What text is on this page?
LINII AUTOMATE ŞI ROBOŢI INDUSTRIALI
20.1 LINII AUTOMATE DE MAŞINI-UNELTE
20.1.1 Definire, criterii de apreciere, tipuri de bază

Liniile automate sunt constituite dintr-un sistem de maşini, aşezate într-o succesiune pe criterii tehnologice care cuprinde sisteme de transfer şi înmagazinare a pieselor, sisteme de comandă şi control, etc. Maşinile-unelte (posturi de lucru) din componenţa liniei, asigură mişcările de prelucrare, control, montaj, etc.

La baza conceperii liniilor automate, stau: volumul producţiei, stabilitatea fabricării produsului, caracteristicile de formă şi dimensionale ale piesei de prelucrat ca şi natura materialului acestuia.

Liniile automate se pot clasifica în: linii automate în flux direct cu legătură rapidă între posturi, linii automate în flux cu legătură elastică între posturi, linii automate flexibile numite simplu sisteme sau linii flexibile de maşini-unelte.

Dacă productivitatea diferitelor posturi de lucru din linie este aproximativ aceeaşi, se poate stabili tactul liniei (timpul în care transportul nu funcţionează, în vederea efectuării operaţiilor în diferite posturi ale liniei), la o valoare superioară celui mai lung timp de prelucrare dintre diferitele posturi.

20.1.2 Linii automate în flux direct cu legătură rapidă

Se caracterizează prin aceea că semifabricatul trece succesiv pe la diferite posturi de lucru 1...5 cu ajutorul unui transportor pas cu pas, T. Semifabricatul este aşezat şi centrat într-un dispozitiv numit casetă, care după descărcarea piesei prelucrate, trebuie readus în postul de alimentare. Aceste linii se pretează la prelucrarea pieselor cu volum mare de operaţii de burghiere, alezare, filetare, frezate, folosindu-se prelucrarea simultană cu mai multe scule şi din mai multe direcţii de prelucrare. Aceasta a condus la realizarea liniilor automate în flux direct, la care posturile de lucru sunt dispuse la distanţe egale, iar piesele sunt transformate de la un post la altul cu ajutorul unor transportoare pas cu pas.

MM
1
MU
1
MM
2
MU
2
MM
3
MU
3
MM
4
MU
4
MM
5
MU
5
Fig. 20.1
------------------------------------
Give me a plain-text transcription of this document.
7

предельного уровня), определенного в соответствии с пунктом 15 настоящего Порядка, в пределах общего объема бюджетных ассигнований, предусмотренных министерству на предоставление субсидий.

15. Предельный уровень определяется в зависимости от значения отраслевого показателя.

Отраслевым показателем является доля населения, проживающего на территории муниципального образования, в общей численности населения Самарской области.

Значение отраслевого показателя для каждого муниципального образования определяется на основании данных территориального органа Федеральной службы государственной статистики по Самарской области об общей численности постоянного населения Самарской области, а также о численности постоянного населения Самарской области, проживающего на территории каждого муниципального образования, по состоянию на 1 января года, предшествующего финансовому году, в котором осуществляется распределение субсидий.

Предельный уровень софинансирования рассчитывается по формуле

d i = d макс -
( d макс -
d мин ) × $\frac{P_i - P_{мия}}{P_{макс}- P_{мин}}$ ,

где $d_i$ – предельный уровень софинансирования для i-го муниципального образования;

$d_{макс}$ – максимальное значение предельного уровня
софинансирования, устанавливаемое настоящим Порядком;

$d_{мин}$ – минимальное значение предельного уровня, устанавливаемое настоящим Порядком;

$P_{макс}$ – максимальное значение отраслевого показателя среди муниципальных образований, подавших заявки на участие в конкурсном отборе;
------------------------------------
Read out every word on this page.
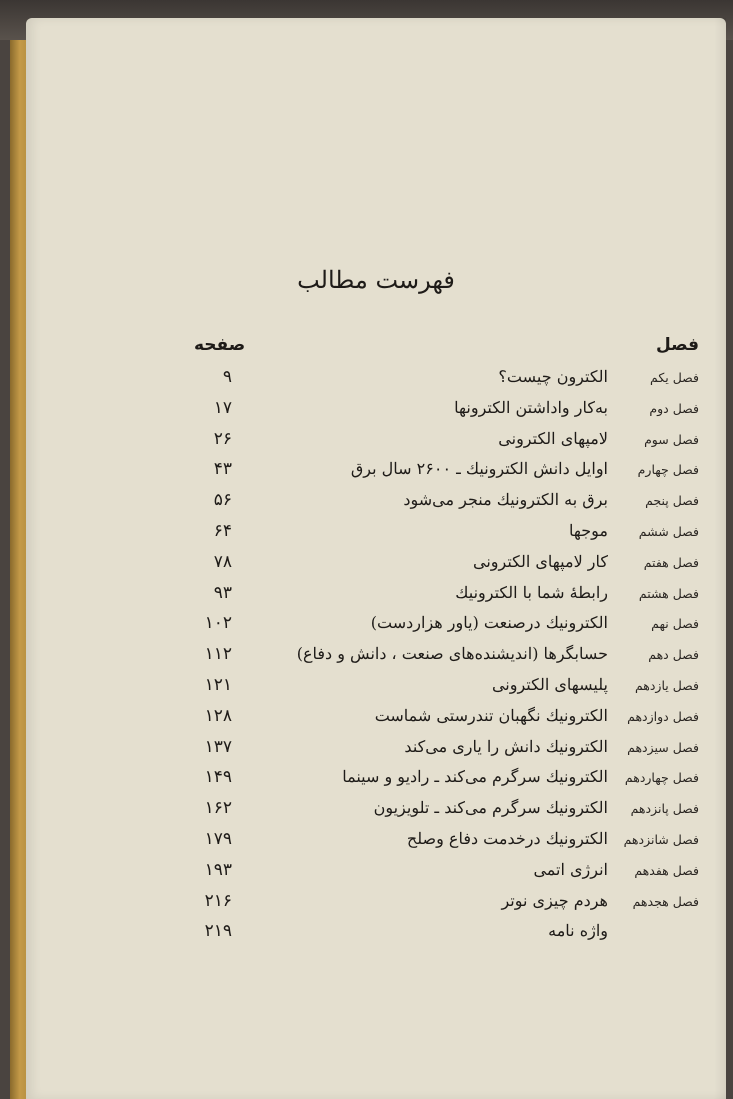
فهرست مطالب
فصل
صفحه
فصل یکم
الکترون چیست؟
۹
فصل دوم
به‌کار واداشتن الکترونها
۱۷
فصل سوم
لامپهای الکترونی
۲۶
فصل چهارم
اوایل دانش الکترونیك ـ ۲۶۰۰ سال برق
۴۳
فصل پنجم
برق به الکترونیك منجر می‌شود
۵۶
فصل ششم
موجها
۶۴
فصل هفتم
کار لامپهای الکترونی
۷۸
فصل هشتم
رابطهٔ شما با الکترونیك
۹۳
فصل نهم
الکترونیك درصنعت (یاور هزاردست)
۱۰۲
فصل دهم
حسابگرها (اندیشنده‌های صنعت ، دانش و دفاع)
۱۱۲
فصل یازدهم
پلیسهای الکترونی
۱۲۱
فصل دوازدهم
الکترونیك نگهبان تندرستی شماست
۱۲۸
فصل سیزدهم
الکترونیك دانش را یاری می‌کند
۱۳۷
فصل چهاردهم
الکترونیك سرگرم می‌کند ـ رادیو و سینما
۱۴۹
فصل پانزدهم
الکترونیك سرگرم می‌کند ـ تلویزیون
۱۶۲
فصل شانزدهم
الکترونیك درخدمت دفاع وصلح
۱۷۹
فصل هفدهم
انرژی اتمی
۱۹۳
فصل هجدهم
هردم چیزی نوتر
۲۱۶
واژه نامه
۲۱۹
------------------------------------
**EXERCISE GOAL**:
Gather all lines where the word "page" appears.

**TASK ANSWER**:
What text is on this page?
Read out every word on this page.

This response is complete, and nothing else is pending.